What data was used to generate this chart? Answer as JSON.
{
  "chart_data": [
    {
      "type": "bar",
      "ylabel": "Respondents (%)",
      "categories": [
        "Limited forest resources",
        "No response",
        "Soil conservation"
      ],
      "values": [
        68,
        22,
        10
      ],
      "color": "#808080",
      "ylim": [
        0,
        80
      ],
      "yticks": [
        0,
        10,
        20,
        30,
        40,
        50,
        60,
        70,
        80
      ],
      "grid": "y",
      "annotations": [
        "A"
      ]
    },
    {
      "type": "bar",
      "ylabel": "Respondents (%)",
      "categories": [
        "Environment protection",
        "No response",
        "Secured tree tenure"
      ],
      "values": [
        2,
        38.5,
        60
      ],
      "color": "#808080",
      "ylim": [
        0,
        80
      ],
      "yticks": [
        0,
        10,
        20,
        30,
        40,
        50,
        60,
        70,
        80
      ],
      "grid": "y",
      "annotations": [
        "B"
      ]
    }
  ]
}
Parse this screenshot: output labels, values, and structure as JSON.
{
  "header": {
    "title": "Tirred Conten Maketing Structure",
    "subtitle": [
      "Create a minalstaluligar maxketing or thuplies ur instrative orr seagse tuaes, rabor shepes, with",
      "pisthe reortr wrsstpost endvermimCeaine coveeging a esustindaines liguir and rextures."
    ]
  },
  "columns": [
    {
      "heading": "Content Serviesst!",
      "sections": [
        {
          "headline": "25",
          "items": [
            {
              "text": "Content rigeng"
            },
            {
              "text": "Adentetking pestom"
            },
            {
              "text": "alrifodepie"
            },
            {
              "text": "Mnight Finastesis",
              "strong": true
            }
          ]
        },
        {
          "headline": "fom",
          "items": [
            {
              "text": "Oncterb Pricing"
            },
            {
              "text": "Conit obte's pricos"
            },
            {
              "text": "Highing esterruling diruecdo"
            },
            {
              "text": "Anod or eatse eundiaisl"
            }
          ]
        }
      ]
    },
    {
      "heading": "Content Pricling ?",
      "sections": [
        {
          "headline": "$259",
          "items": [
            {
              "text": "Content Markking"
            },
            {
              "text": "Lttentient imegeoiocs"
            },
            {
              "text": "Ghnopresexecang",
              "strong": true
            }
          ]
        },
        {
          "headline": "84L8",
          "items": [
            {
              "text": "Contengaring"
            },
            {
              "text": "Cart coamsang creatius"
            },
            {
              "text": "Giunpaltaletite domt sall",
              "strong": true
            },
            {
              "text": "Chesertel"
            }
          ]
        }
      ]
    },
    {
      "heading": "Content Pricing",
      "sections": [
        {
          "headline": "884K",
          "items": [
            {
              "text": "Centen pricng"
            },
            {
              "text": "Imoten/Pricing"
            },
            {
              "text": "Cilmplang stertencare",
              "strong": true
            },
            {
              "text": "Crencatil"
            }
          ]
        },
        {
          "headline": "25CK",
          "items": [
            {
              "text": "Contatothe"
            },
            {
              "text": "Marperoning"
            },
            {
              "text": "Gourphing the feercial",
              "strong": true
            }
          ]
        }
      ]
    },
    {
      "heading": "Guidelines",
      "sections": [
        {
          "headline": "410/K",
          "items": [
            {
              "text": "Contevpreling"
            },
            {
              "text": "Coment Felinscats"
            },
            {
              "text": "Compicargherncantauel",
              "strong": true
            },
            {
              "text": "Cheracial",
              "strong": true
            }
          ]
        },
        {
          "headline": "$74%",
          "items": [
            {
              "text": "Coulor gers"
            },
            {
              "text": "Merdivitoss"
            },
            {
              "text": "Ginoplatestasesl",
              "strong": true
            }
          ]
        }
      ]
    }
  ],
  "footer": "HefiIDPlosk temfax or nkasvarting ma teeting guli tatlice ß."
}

■ PROBLEM TO WORK ON ■
Pick out all lines containing the string "Pricing".

■ RESULT OF THE EXERCISE ■
              "text": "Oncterb Pricing"
      "heading": "Content Pricing",
              "text": "Imoten/Pricing"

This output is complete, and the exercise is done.